Dataset records on visual material:
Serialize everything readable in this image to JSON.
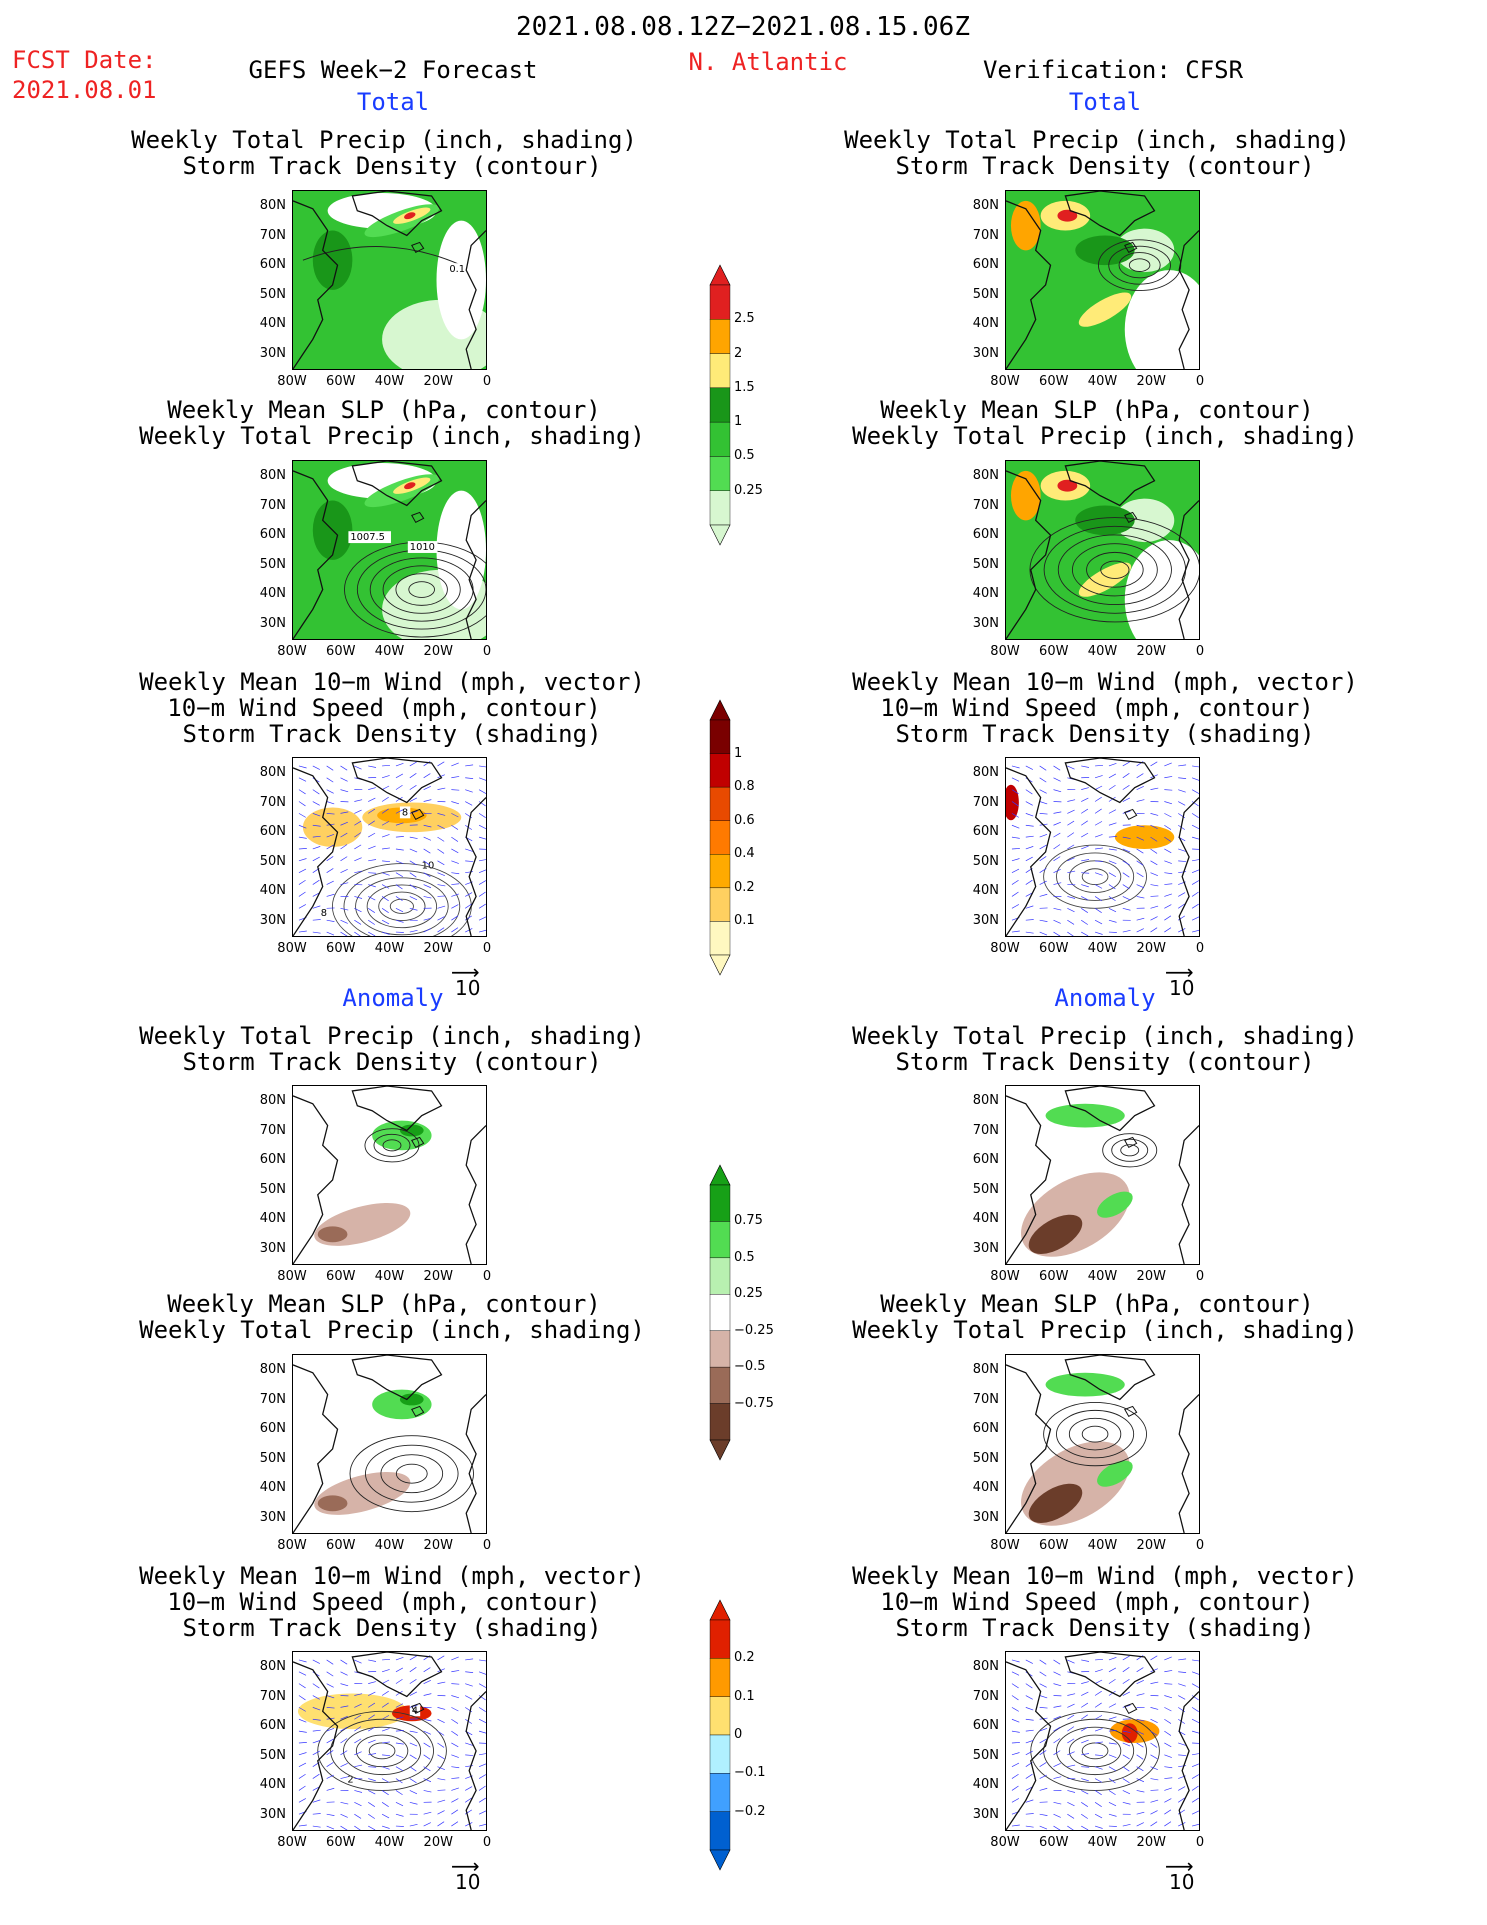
{
  "header": {
    "period": "2021.08.08.12Z−2021.08.15.06Z",
    "fcst_label": "FCST Date:",
    "fcst_date": "2021.08.01",
    "forecast_title": "GEFS Week−2 Forecast",
    "region": "N. Atlantic",
    "verification": "Verification: CFSR"
  },
  "sections": {
    "total": "Total",
    "anomaly": "Anomaly"
  },
  "panels": {
    "precip_track": [
      "Weekly Total Precip (inch, shading)",
      "Storm Track Density (contour)"
    ],
    "slp_precip": [
      "Weekly Mean SLP (hPa, contour)",
      "Weekly Total Precip (inch, shading)"
    ],
    "wind_track": [
      "Weekly Mean 10−m Wind (mph, vector)",
      "10−m Wind Speed (mph, contour)",
      "Storm Track Density (shading)"
    ]
  },
  "axes": {
    "lat": [
      "80N",
      "70N",
      "60N",
      "50N",
      "40N",
      "30N"
    ],
    "lon": [
      "80W",
      "60W",
      "40W",
      "20W",
      "0"
    ]
  },
  "contour_labels": {
    "total_precip_track": "0.1",
    "slp_a": "1007.5",
    "slp_b": "1010",
    "wind_a": "8",
    "wind_b": "10",
    "wind_c": "8",
    "anom_wind_a": "4",
    "anom_wind_b": "2"
  },
  "vector_ref": "10",
  "colorbars": {
    "precip_total": [
      "2.5",
      "2",
      "1.5",
      "1",
      "0.5",
      "0.25"
    ],
    "track_total": [
      "1",
      "0.8",
      "0.6",
      "0.4",
      "0.2",
      "0.1"
    ],
    "precip_anom": [
      "0.75",
      "0.5",
      "0.25",
      "−0.25",
      "−0.5",
      "−0.75"
    ],
    "track_anom": [
      "0.2",
      "0.1",
      "0",
      "−0.1",
      "−0.2"
    ]
  },
  "colors": {
    "precip": [
      "#d7f7d0",
      "#52dc52",
      "#33c233",
      "#199619",
      "#ffeb78",
      "#ffa500",
      "#e02020"
    ],
    "track": [
      "#fff8c0",
      "#ffd060",
      "#ffaa00",
      "#ff7a00",
      "#e84a00",
      "#c00000",
      "#7a0000"
    ],
    "anom_precip": [
      "#6b3d2a",
      "#9a6b58",
      "#d6b3a8",
      "#ffffff",
      "#b8f0b0",
      "#52dc52",
      "#17a017"
    ],
    "anom_track": [
      "#0060d0",
      "#40a0ff",
      "#b0f0ff",
      "#ffe070",
      "#ff9a00",
      "#e02000"
    ]
  }
}
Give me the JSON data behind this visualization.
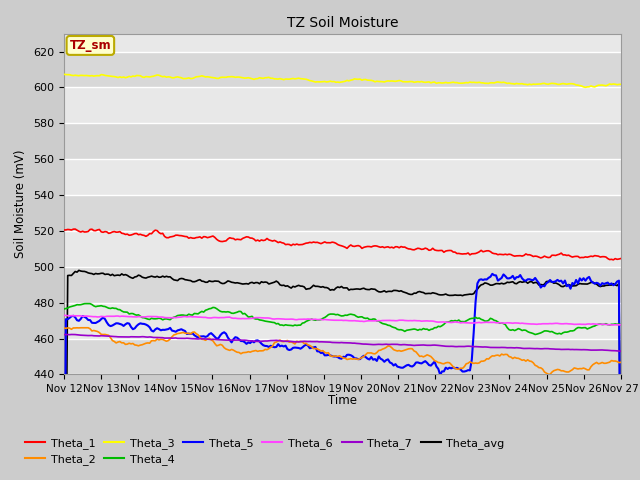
{
  "title": "TZ Soil Moisture",
  "ylabel": "Soil Moisture (mV)",
  "xlabel": "Time",
  "ylim": [
    440,
    630
  ],
  "yticks": [
    440,
    460,
    480,
    500,
    520,
    540,
    560,
    580,
    600,
    620
  ],
  "date_labels": [
    "Nov 12",
    "Nov 13",
    "Nov 14",
    "Nov 15",
    "Nov 16",
    "Nov 17",
    "Nov 18",
    "Nov 19",
    "Nov 20",
    "Nov 21",
    "Nov 22",
    "Nov 23",
    "Nov 24",
    "Nov 25",
    "Nov 26",
    "Nov 27"
  ],
  "n_points": 300,
  "series_colors": {
    "Theta_1": "#ff0000",
    "Theta_2": "#ff8c00",
    "Theta_3": "#ffff00",
    "Theta_4": "#00bb00",
    "Theta_5": "#0000ff",
    "Theta_6": "#ff44ff",
    "Theta_7": "#9900cc",
    "Theta_avg": "#000000"
  },
  "legend_box_facecolor": "#ffffcc",
  "legend_box_edgecolor": "#bbaa00",
  "legend_box_textcolor": "#aa0000",
  "fig_facecolor": "#cccccc",
  "axes_facecolor": "#e8e8e8",
  "grid_color": "#ffffff"
}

**SHORT PROBLEM:**
Gather all lines where the word "shading" appears.

**ANSWER BELOW:**
      "Weekly Total Precip (inch, shading)",
      "Weekly Total Precip (inch, shading)"
      "Storm Track Density (shading)"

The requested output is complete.